**To do**
Copy the entries verbatim, beginning with the line that contains "watermark: CWMG - LXXV: [104, 475, 246, 1460]" and ending with the line that contains "letter-2-place: Bardoli,: [966, 700, 1076, 731]", both included.

(Dataset records)
○ ○ ○ ○ ○

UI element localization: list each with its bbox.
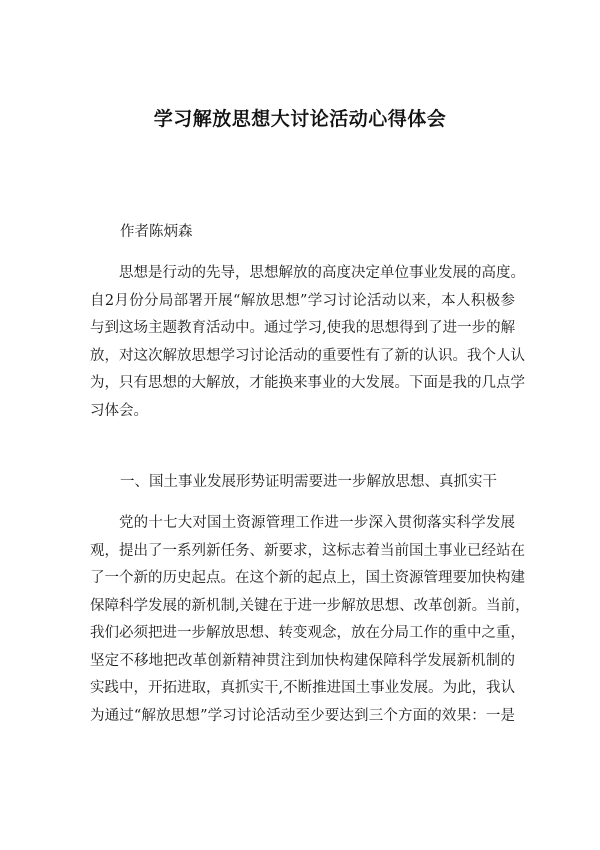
paragraph-line: 党的十七大对国土资源管理工作进一步深入贯彻落实科学发展: [119, 515, 515, 531]
paragraph-line: 了一个新的历史起点。在这个新的起点上，国土资源管理要加快构建: [90, 570, 525, 586]
paragraph-section1: [90, 510, 530, 730]
paragraph-line: 自2月份分局部署开展“解放思想”学习讨论活动以来，本人积极参: [90, 292, 515, 309]
paragraph-line: 思想是行动的先导，思想解放的高度决定单位事业发展的高度。: [119, 265, 525, 281]
paragraph-line: 我们必须把进一步解放思想、转变观念，放在分局工作的重中之重，: [90, 625, 525, 641]
paragraph-intro: [90, 260, 525, 425]
paragraph-line: 坚定不移地把改革创新精神贯注到加快构建保障科学发展新机制的: [90, 652, 515, 669]
paragraph-line: 与到这场主题教育活动中。通过学习,使我的思想得到了进一步的解: [90, 320, 516, 336]
paragraph-line: 观，提出了一系列新任务、新要求，这标志着当前国土事业已经站在: [90, 542, 525, 559]
section-heading: 一、国土事业发展形势证明需要进一步解放思想、真抓实干: [120, 474, 497, 490]
paragraph-line: 实践中，开拓进取，真抓实干,不断推进国土事业发展。为此，我认: [90, 680, 516, 696]
paragraph-line: 为，只有思想的大解放，才能换来事业的大发展。下面是我的几点学: [90, 375, 525, 391]
paragraph-line: 保障科学发展的新机制,关键在于进一步解放思想、改革创新。当前，: [90, 597, 530, 614]
paragraph-line: 放，对这次解放思想学习讨论活动的重要性有了新的认识。我个人认: [90, 347, 525, 364]
author-line: 作者陈炳森: [120, 224, 193, 240]
paragraph-line: 习体会。: [90, 402, 148, 419]
document-title: 学习解放思想大讨论活动心得体会: [153, 108, 447, 130]
paragraph-line: 为通过“解放思想”学习讨论活动至少要达到三个方面的效果：一是: [90, 707, 515, 724]
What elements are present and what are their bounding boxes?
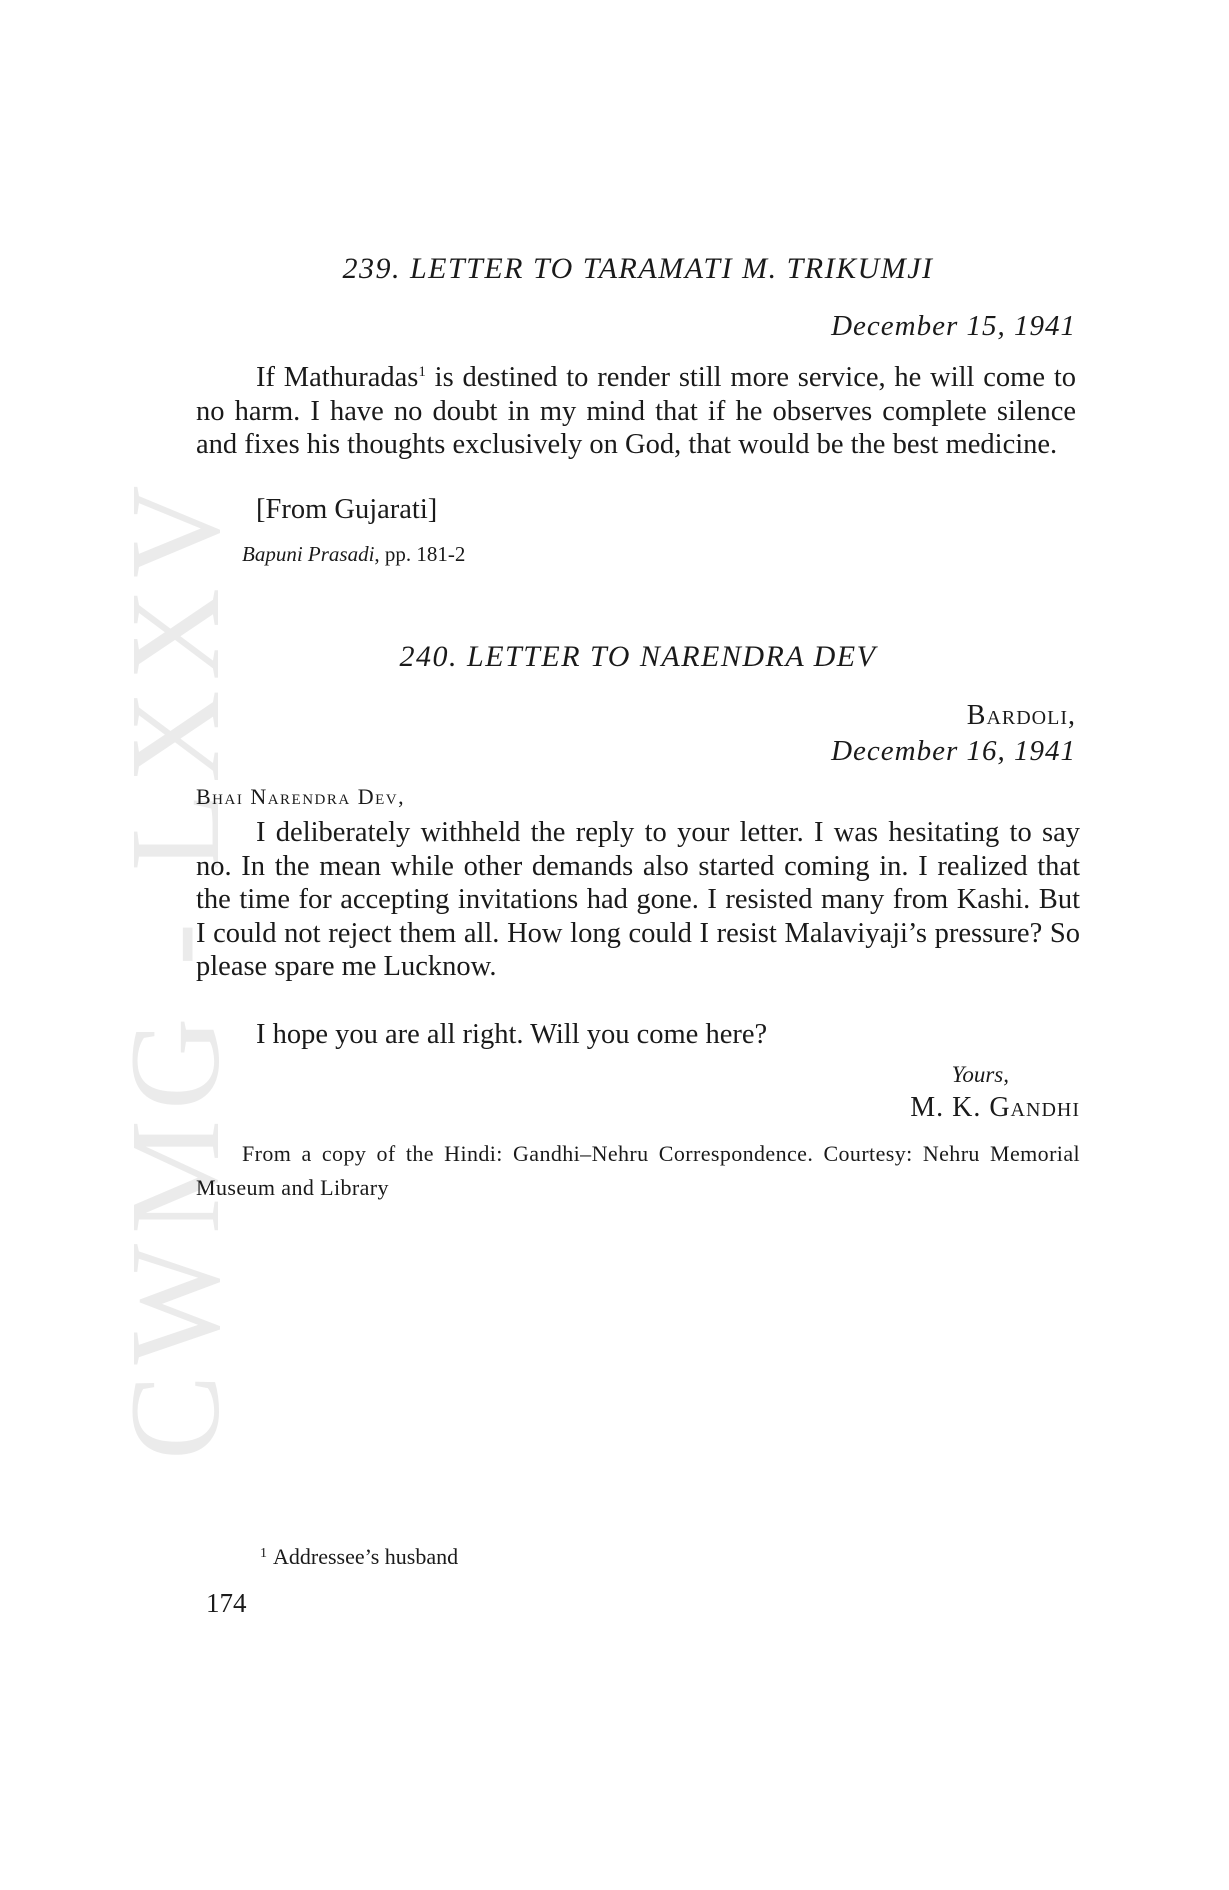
watermark: CWMG - LXXV: [104, 475, 246, 1460]
letter-2-heading: 240. LETTER TO NARENDRA DEV: [399, 640, 877, 673]
citation-title: Bapuni Prasadi: [242, 542, 375, 566]
letter-2-date: December 16, 1941: [831, 735, 1076, 767]
letter-1-heading: 239. LETTER TO TARAMATI M. TRIKUMJI: [342, 252, 934, 285]
footnote: [260, 1544, 458, 1570]
footnote-marker: 1: [418, 364, 426, 380]
letter-1-date: December 15, 1941: [831, 310, 1076, 342]
letter-2-paragraph-1: I deliberately withheld the reply to your letter. I was hesitating to say no. In the mean while other demands also started coming in. I realized that the time for accepting invitations had gone. I resisted many from Kashi. But I could not reject them all. How long could I resist Malaviyaji’s pressure? So please spare me Lucknow.: [196, 817, 1080, 982]
page-number: 174: [206, 1588, 247, 1618]
letter-2-place: Bardoli,: [966, 700, 1076, 731]
letter-1-body-rest: is destined to render still more service, he will come to no harm. I have no doubt in my mind that if he observes complete silence and fixes his thoughts exclusively on God, that would be the best medicine.: [196, 362, 1076, 460]
footnote-number: 1: [260, 1546, 267, 1561]
letter-2-paragraph-2: I hope you are all right. Will you come here?: [256, 1019, 768, 1050]
letter-1-body-start: If Mathuradas: [256, 362, 419, 393]
letter-1-source: [From Gujarati]: [256, 494, 438, 525]
letter-2-closing: Yours,: [951, 1062, 1009, 1087]
letter-1-citation: [242, 542, 465, 567]
letter-1-body: [196, 356, 1076, 462]
letter-2-source-note: From a copy of the Hindi: Gandhi–Nehru Correspondence. Courtesy: Nehru Memorial Museum and Library: [196, 1141, 1080, 1200]
letter-2-salutation: Bhai Narendra Dev,: [196, 784, 406, 809]
footnote-text: Addressee’s husband: [273, 1544, 459, 1569]
letter-2-signature: M. K. Gandhi: [910, 1092, 1080, 1123]
citation-pages: , pp. 181-2: [374, 542, 466, 566]
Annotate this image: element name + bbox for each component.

○ ○ ○ ○ ○

**Exercise answer**
watermark: CWMG - LXXV: [104, 475, 246, 1460]
letter-2-heading: 240. LETTER TO NARENDRA DEV: [399, 640, 877, 673]
citation-title: Bapuni Prasadi: [242, 542, 375, 566]
letter-2-date: December 16, 1941: [831, 735, 1076, 767]
letter-1-heading: 239. LETTER TO TARAMATI M. TRIKUMJI: [342, 252, 934, 285]
footnote: [260, 1544, 458, 1570]
footnote-marker: 1: [418, 364, 426, 380]
letter-1-date: December 15, 1941: [831, 310, 1076, 342]
letter-2-paragraph-1: I deliberately withheld the reply to your letter. I was hesitating to say no. In the mean while other demands also started coming in. I realized that the time for accepting invitations had gone. I resisted many from Kashi. But I could not reject them all. How long could I resist Malaviyaji’s pressure? So please spare me Lucknow.: [196, 817, 1080, 982]
page-number: 174: [206, 1588, 247, 1618]
letter-2-place: Bardoli,: [966, 700, 1076, 731]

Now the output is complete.